> **The problem**
Don't copy the pictures; return every other part of the records exactly.

___ Records provided

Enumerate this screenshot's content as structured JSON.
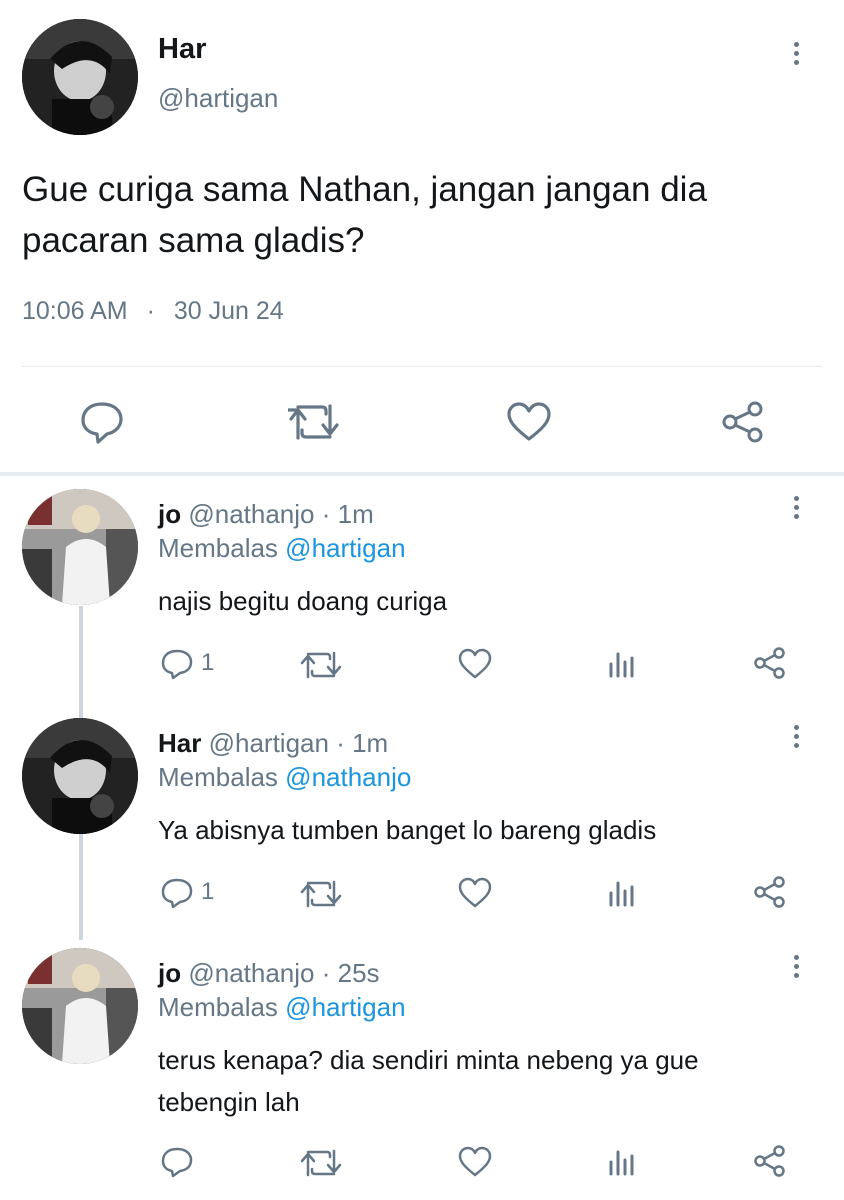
{
  "main_tweet": {
    "name": "Har",
    "handle": "@hartigan",
    "text": "Gue curiga sama Nathan, jangan jangan dia pacaran sama gladis?",
    "time": "10:06 AM",
    "separator": "·",
    "date": "30 Jun 24",
    "actions": [
      "reply-icon",
      "retweet-icon",
      "like-icon",
      "share-icon"
    ]
  },
  "replies": [
    {
      "name": "jo",
      "handle": "@nathanjo",
      "dot": "·",
      "age": "1m",
      "replying_prefix": "Membalas",
      "replying_to": "@hartigan",
      "text": "najis begitu doang curiga",
      "reply_count": "1"
    },
    {
      "name": "Har",
      "handle": "@hartigan",
      "dot": "·",
      "age": "1m",
      "replying_prefix": "Membalas",
      "replying_to": "@nathanjo",
      "text": "Ya abisnya tumben banget lo bareng gladis",
      "reply_count": "1"
    },
    {
      "name": "jo",
      "handle": "@nathanjo",
      "dot": "·",
      "age": "25s",
      "replying_prefix": "Membalas",
      "replying_to": "@hartigan",
      "text_line1": "terus kenapa? dia sendiri minta nebeng ya gue",
      "text_line2": "tebengin lah",
      "reply_count": ""
    }
  ],
  "colors": {
    "text": "#14171a",
    "secondary": "#657786",
    "link": "#1b95e0",
    "divider": "#e6ecf0"
  }
}
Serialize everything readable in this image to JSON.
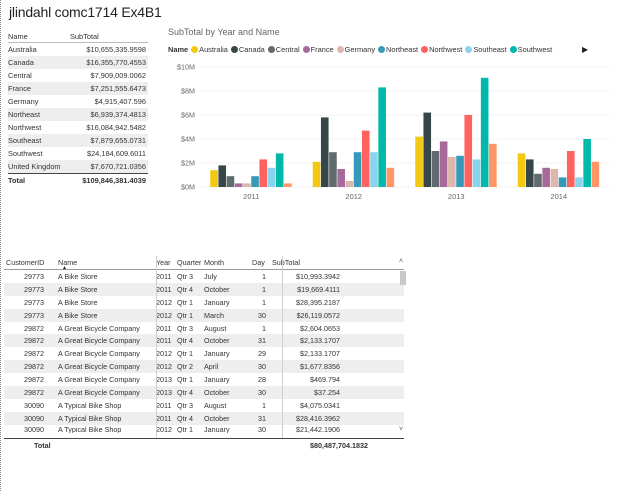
{
  "report": {
    "title": "jlindahl comc1714 Ex4B1"
  },
  "summary_table": {
    "headers": [
      "Name",
      "SubTotal"
    ],
    "rows": [
      [
        "Australia",
        "$10,655,335.9598"
      ],
      [
        "Canada",
        "$16,355,770.4553"
      ],
      [
        "Central",
        "$7,909,009.0062"
      ],
      [
        "France",
        "$7,251,555.6473"
      ],
      [
        "Germany",
        "$4,915,407.596"
      ],
      [
        "Northeast",
        "$6,939,374.4813"
      ],
      [
        "Northwest",
        "$16,084,942.5482"
      ],
      [
        "Southeast",
        "$7,879,655.0731"
      ],
      [
        "Southwest",
        "$24,184,609.6011"
      ],
      [
        "United Kingdom",
        "$7,670,721.0356"
      ]
    ],
    "total_label": "Total",
    "total_value": "$109,846,381.4039"
  },
  "chart": {
    "title": "SubTotal by Year and Name",
    "legend_title": "Name",
    "legend_more_icon": "triangle-right-icon"
  },
  "chart_data": {
    "type": "bar",
    "title": "SubTotal by Year and Name",
    "xlabel": "",
    "ylabel": "",
    "categories": [
      "2011",
      "2012",
      "2013",
      "2014"
    ],
    "ylim": [
      0,
      10
    ],
    "y_ticks": [
      "$0M",
      "$2M",
      "$4M",
      "$6M",
      "$8M",
      "$10M"
    ],
    "grid": true,
    "legend_position": "top",
    "series": [
      {
        "name": "Australia",
        "color": "#F2C811",
        "values": [
          1.4,
          2.1,
          4.2,
          2.8
        ]
      },
      {
        "name": "Canada",
        "color": "#374649",
        "values": [
          1.8,
          5.8,
          6.2,
          2.3
        ]
      },
      {
        "name": "Central",
        "color": "#5F6B6D",
        "values": [
          0.9,
          2.9,
          3.0,
          1.1
        ]
      },
      {
        "name": "France",
        "color": "#A66999",
        "values": [
          0.3,
          1.5,
          3.8,
          1.6
        ]
      },
      {
        "name": "Germany",
        "color": "#DDB6AE",
        "values": [
          0.3,
          0.5,
          2.5,
          1.5
        ]
      },
      {
        "name": "Northeast",
        "color": "#3599B8",
        "values": [
          0.9,
          2.9,
          2.6,
          0.8
        ]
      },
      {
        "name": "Northwest",
        "color": "#FD625E",
        "values": [
          2.3,
          4.7,
          6.0,
          3.0
        ]
      },
      {
        "name": "Southeast",
        "color": "#8AD4EB",
        "values": [
          1.6,
          2.9,
          2.3,
          0.8
        ]
      },
      {
        "name": "Southwest",
        "color": "#01B8AA",
        "values": [
          2.8,
          8.3,
          9.1,
          4.0
        ]
      },
      {
        "name": "United Kingdom",
        "color": "#FE9666",
        "values": [
          0.3,
          1.6,
          3.6,
          2.1
        ]
      }
    ]
  },
  "detail_table": {
    "headers": [
      "CustomerID",
      "Name",
      "Year",
      "Quarter",
      "Month",
      "Day",
      "SubTotal"
    ],
    "rows": [
      [
        "29773",
        "A Bike Store",
        "2011",
        "Qtr 3",
        "July",
        "1",
        "$10,993.3942"
      ],
      [
        "29773",
        "A Bike Store",
        "2011",
        "Qtr 4",
        "October",
        "1",
        "$19,669.4111"
      ],
      [
        "29773",
        "A Bike Store",
        "2012",
        "Qtr 1",
        "January",
        "1",
        "$28,395.2187"
      ],
      [
        "29773",
        "A Bike Store",
        "2012",
        "Qtr 1",
        "March",
        "30",
        "$26,119.0572"
      ],
      [
        "29872",
        "A Great Bicycle Company",
        "2011",
        "Qtr 3",
        "August",
        "1",
        "$2,604.0653"
      ],
      [
        "29872",
        "A Great Bicycle Company",
        "2011",
        "Qtr 4",
        "October",
        "31",
        "$2,133.1707"
      ],
      [
        "29872",
        "A Great Bicycle Company",
        "2012",
        "Qtr 1",
        "January",
        "29",
        "$2,133.1707"
      ],
      [
        "29872",
        "A Great Bicycle Company",
        "2012",
        "Qtr 2",
        "April",
        "30",
        "$1,677.8356"
      ],
      [
        "29872",
        "A Great Bicycle Company",
        "2013",
        "Qtr 1",
        "January",
        "28",
        "$469.794"
      ],
      [
        "29872",
        "A Great Bicycle Company",
        "2013",
        "Qtr 4",
        "October",
        "30",
        "$37.254"
      ],
      [
        "30090",
        "A Typical Bike Shop",
        "2011",
        "Qtr 3",
        "August",
        "1",
        "$4,075.0341"
      ],
      [
        "30090",
        "A Typical Bike Shop",
        "2011",
        "Qtr 4",
        "October",
        "31",
        "$28,416.3962"
      ],
      [
        "30090",
        "A Typical Bike Shop",
        "2012",
        "Qtr 1",
        "January",
        "30",
        "$21,442.1906"
      ]
    ],
    "total_label": "Total",
    "total_value": "$80,487,704.1832",
    "sort_icon": "sort-ascending-icon",
    "scroll_up_icon": "chevron-up-icon",
    "scroll_down_icon": "chevron-down-icon"
  }
}
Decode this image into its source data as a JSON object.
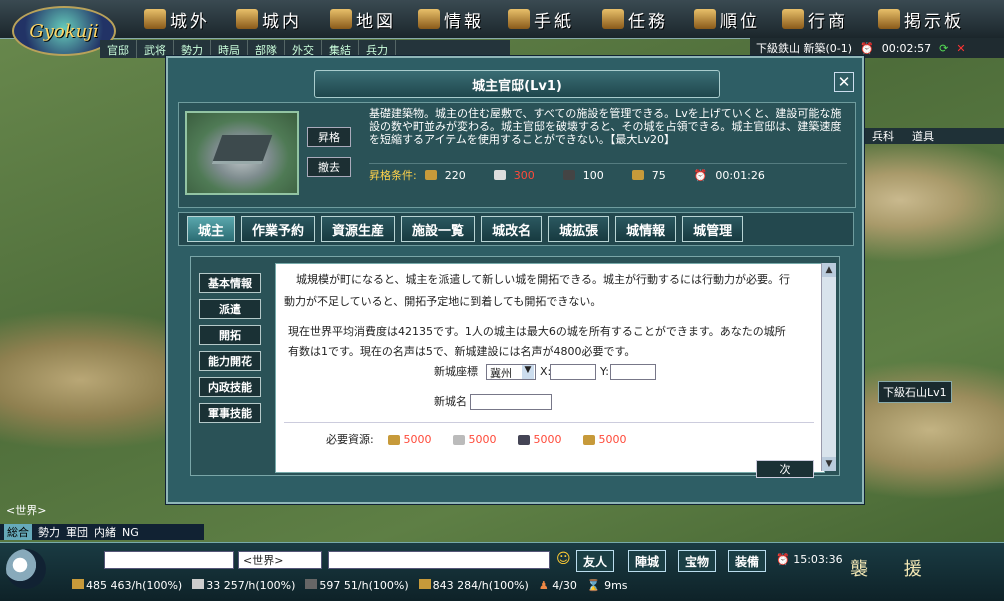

______

> **Exercise answer**
Enumerate this screenshot's content as structured JSON.
{
  "main_tweet": {
    "name": "Har",
    "handle": "@hartigan",
    "text": "Gue curiga sama Nathan, jangan jangan dia pacaran sama gladis?",
    "time": "10:06 AM",
    "separator": "·",
    "date": "30 Jun 24",
    "actions": [
      "reply-icon",
      "retweet-icon",
      "like-icon",
      "share-icon"
    ]
  },
  "replies": [
    {
      "name": "jo",
      "handle": "@nathanjo",
      "dot": "·",
      "age": "1m",
      "replying_prefix": "Membalas",
      "replying_to": "@hartigan",
      "text": "najis begitu doang curiga",
      "reply_count": "1"
    },
    {
      "name": "Har",
      "handle": "@hartigan",
      "dot": "·",
      "age": "1m",
      "replying_prefix": "Membalas",
      "replying_to": "@nathanjo",
      "text": "Ya abisnya tumben banget lo bareng gladis",
      "reply_count": "1"
    },
    {
      "name": "jo",
      "handle": "@nathanjo",
      "dot": "·",
      "age": "25s",
      "replying_prefix": "Membalas",
      "replying_to": "@hartigan",
      "text_line1": "terus kenapa? dia sendiri minta nebeng ya gue",
      "text_line2": "tebengin lah",
      "reply_count": ""
    }
  ],
  "colors": {
    "text": "#14171a",
    "secondary": "#657786",
    "link": "#1b95e0",
    "divider": "#e6ecf0"
  }
}
Serialize everything readable in this image to JSON.
{
  "report": {
    "title": "jlindahl comc1714 Ex4B1"
  },
  "summary_table": {
    "headers": [
      "Name",
      "SubTotal"
    ],
    "rows": [
      [
        "Australia",
        "$10,655,335.9598"
      ],
      [
        "Canada",
        "$16,355,770.4553"
      ],
      [
        "Central",
        "$7,909,009.0062"
      ],
      [
        "France",
        "$7,251,555.6473"
      ],
      [
        "Germany",
        "$4,915,407.596"
      ],
      [
        "Northeast",
        "$6,939,374.4813"
      ],
      [
        "Northwest",
        "$16,084,942.5482"
      ],
      [
        "Southeast",
        "$7,879,655.0731"
      ],
      [
        "Southwest",
        "$24,184,609.6011"
      ],
      [
        "United Kingdom",
        "$7,670,721.0356"
      ]
    ],
    "total_label": "Total",
    "total_value": "$109,846,381.4039"
  },
  "chart": {
    "title": "SubTotal by Year and Name",
    "legend_title": "Name",
    "legend_more_icon": "triangle-right-icon"
  },
  "chart_data": {
    "type": "bar",
    "title": "SubTotal by Year and Name",
    "xlabel": "",
    "ylabel": "",
    "categories": [
      "2011",
      "2012",
      "2013",
      "2014"
    ],
    "ylim": [
      0,
      10
    ],
    "y_ticks": [
      "$0M",
      "$2M",
      "$4M",
      "$6M",
      "$8M",
      "$10M"
    ],
    "grid": true,
    "legend_position": "top",
    "series": [
      {
        "name": "Australia",
        "color": "#F2C811",
        "values": [
          1.4,
          2.1,
          4.2,
          2.8
        ]
      },
      {
        "name": "Canada",
        "color": "#374649",
        "values": [
          1.8,
          5.8,
          6.2,
          2.3
        ]
      },
      {
        "name": "Central",
        "color": "#5F6B6D",
        "values": [
          0.9,
          2.9,
          3.0,
          1.1
        ]
      },
      {
        "name": "France",
        "color": "#A66999",
        "values": [
          0.3,
          1.5,
          3.8,
          1.6
        ]
      },
      {
        "name": "Germany",
        "color": "#DDB6AE",
        "values": [
          0.3,
          0.5,
          2.5,
          1.5
        ]
      },
      {
        "name": "Northeast",
        "color": "#3599B8",
        "values": [
          0.9,
          2.9,
          2.6,
          0.8
        ]
      },
      {
        "name": "Northwest",
        "color": "#FD625E",
        "values": [
          2.3,
          4.7,
          6.0,
          3.0
        ]
      },
      {
        "name": "Southeast",
        "color": "#8AD4EB",
        "values": [
          1.6,
          2.9,
          2.3,
          0.8
        ]
      },
      {
        "name": "Southwest",
        "color": "#01B8AA",
        "values": [
          2.8,
          8.3,
          9.1,
          4.0
        ]
      },
      {
        "name": "United Kingdom",
        "color": "#FE9666",
        "values": [
          0.3,
          1.6,
          3.6,
          2.1
        ]
      }
    ]
  },
  "detail_table": {
    "headers": [
      "CustomerID",
      "Name",
      "Year",
      "Quarter",
      "Month",
      "Day",
      "SubTotal"
    ],
    "rows": [
      [
        "29773",
        "A Bike Store",
        "2011",
        "Qtr 3",
        "July",
        "1",
        "$10,993.3942"
      ],
      [
        "29773",
        "A Bike Store",
        "2011",
        "Qtr 4",
        "October",
        "1",
        "$19,669.4111"
      ],
      [
        "29773",
        "A Bike Store",
        "2012",
        "Qtr 1",
        "January",
        "1",
        "$28,395.2187"
      ],
      [
        "29773",
        "A Bike Store",
        "2012",
        "Qtr 1",
        "March",
        "30",
        "$26,119.0572"
      ],
      [
        "29872",
        "A Great Bicycle Company",
        "2011",
        "Qtr 3",
        "August",
        "1",
        "$2,604.0653"
      ],
      [
        "29872",
        "A Great Bicycle Company",
        "2011",
        "Qtr 4",
        "October",
        "31",
        "$2,133.1707"
      ],
      [
        "29872",
        "A Great Bicycle Company",
        "2012",
        "Qtr 1",
        "January",
        "29",
        "$2,133.1707"
      ],
      [
        "29872",
        "A Great Bicycle Company",
        "2012",
        "Qtr 2",
        "April",
        "30",
        "$1,677.8356"
      ],
      [
        "29872",
        "A Great Bicycle Company",
        "2013",
        "Qtr 1",
        "January",
        "28",
        "$469.794"
      ],
      [
        "29872",
        "A Great Bicycle Company",
        "2013",
        "Qtr 4",
        "October",
        "30",
        "$37.254"
      ],
      [
        "30090",
        "A Typical Bike Shop",
        "2011",
        "Qtr 3",
        "August",
        "1",
        "$4,075.0341"
      ],
      [
        "30090",
        "A Typical Bike Shop",
        "2011",
        "Qtr 4",
        "October",
        "31",
        "$28,416.3962"
      ],
      [
        "30090",
        "A Typical Bike Shop",
        "2012",
        "Qtr 1",
        "January",
        "30",
        "$21,442.1906"
      ]
    ],
    "total_label": "Total",
    "total_value": "$80,487,704.1832",
    "sort_icon": "sort-ascending-icon",
    "scroll_up_icon": "chevron-up-icon",
    "scroll_down_icon": "chevron-down-icon"
  }
}
Decode this image into its source data as a JSON object.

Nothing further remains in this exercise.